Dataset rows
┌──

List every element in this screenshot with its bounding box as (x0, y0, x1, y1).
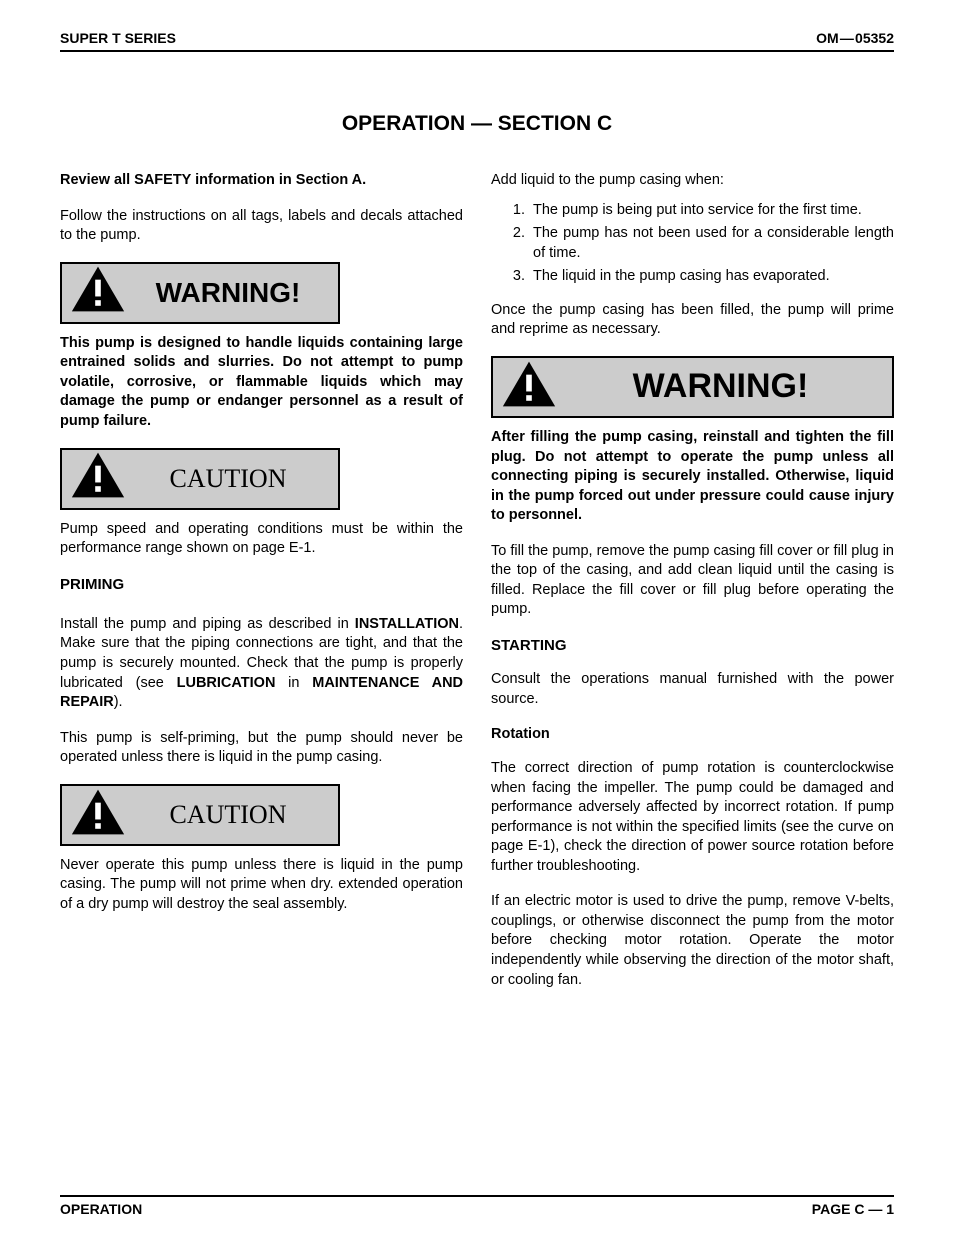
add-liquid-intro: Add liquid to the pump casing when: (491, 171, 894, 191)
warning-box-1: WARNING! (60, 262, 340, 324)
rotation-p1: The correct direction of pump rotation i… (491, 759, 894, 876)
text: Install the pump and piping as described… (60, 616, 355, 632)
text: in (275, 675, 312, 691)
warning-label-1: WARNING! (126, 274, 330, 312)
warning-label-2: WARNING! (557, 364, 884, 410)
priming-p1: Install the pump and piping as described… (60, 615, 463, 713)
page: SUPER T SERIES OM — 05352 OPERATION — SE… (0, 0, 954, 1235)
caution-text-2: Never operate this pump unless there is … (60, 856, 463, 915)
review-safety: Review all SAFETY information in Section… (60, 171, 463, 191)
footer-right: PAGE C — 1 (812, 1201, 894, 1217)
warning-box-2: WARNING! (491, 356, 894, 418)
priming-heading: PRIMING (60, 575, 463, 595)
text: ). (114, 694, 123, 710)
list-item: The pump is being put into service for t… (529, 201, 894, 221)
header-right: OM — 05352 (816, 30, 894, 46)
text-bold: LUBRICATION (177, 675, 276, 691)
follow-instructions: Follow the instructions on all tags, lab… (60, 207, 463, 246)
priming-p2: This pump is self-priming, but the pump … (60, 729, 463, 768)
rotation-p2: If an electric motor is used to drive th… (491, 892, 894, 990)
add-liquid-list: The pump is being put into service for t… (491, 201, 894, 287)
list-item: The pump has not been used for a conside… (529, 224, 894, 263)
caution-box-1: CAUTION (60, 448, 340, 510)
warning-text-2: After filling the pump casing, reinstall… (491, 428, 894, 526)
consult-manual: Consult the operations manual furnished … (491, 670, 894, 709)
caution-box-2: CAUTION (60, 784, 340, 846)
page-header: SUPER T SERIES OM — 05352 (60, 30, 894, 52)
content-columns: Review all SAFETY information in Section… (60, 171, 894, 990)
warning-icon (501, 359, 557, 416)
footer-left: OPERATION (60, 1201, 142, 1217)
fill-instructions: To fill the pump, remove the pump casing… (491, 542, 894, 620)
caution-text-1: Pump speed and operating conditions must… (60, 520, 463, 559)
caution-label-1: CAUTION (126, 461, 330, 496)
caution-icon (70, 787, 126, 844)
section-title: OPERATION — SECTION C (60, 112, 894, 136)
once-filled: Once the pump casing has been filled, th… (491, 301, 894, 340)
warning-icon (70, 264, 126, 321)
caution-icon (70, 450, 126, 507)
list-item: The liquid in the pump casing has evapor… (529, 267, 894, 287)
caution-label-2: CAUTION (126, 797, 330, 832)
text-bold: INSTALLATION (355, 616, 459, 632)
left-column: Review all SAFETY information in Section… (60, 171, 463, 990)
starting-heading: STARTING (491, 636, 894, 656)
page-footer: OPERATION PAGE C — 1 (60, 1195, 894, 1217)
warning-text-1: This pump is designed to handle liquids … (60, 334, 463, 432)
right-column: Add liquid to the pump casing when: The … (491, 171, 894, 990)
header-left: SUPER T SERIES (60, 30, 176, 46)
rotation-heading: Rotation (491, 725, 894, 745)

└──

● **Task prompt**
Rewrite all of the lines above with "bounding box" changed to "enclosing rectangle" and everything else kept the same. Leave the pictures out of your answer.

● **Expected output**
List every element in this screenshot with its enclosing rectangle as (x0, y0, x1, y1).
add-liquid-intro: Add liquid to the pump casing when: (491, 171, 894, 191)
warning-box-1: WARNING! (60, 262, 340, 324)
rotation-p1: The correct direction of pump rotation i… (491, 759, 894, 876)
text: Install the pump and piping as described… (60, 616, 355, 632)
text: in (275, 675, 312, 691)
warning-label-1: WARNING! (126, 274, 330, 312)
warning-label-2: WARNING! (557, 364, 884, 410)
priming-p1: Install the pump and piping as described… (60, 615, 463, 713)
page: SUPER T SERIES OM — 05352 OPERATION — SE… (0, 0, 954, 1235)
caution-text-2: Never operate this pump unless there is … (60, 856, 463, 915)
review-safety: Review all SAFETY information in Section… (60, 171, 463, 191)
footer-right: PAGE C — 1 (812, 1201, 894, 1217)
warning-box-2: WARNING! (491, 356, 894, 418)
priming-heading: PRIMING (60, 575, 463, 595)
text: ). (114, 694, 123, 710)
list-item: The pump is being put into service for t… (529, 201, 894, 221)
header-right: OM — 05352 (816, 30, 894, 46)
text-bold: LUBRICATION (177, 675, 276, 691)
follow-instructions: Follow the instructions on all tags, lab… (60, 207, 463, 246)
priming-p2: This pump is self-priming, but the pump … (60, 729, 463, 768)
rotation-p2: If an electric motor is used to drive th… (491, 892, 894, 990)
add-liquid-list: The pump is being put into service for t… (491, 201, 894, 287)
list-item: The pump has not been used for a conside… (529, 224, 894, 263)
caution-box-1: CAUTION (60, 448, 340, 510)
warning-text-2: After filling the pump casing, reinstall… (491, 428, 894, 526)
consult-manual: Consult the operations manual furnished … (491, 670, 894, 709)
caution-box-2: CAUTION (60, 784, 340, 846)
page-header: SUPER T SERIES OM — 05352 (60, 30, 894, 52)
content-columns: Review all SAFETY information in Section… (60, 171, 894, 990)
warning-icon (501, 359, 557, 416)
footer-left: OPERATION (60, 1201, 142, 1217)
fill-instructions: To fill the pump, remove the pump casing… (491, 542, 894, 620)
caution-text-1: Pump speed and operating conditions must… (60, 520, 463, 559)
caution-label-1: CAUTION (126, 461, 330, 496)
caution-icon (70, 787, 126, 844)
section-title: OPERATION — SECTION C (60, 112, 894, 136)
once-filled: Once the pump casing has been filled, th… (491, 301, 894, 340)
warning-icon (70, 264, 126, 321)
caution-icon (70, 450, 126, 507)
list-item: The liquid in the pump casing has evapor… (529, 267, 894, 287)
caution-label-2: CAUTION (126, 797, 330, 832)
text-bold: INSTALLATION (355, 616, 459, 632)
left-column: Review all SAFETY information in Section… (60, 171, 463, 990)
starting-heading: STARTING (491, 636, 894, 656)
page-footer: OPERATION PAGE C — 1 (60, 1195, 894, 1217)
warning-text-1: This pump is designed to handle liquids … (60, 334, 463, 432)
right-column: Add liquid to the pump casing when: The … (491, 171, 894, 990)
header-left: SUPER T SERIES (60, 30, 176, 46)
rotation-heading: Rotation (491, 725, 894, 745)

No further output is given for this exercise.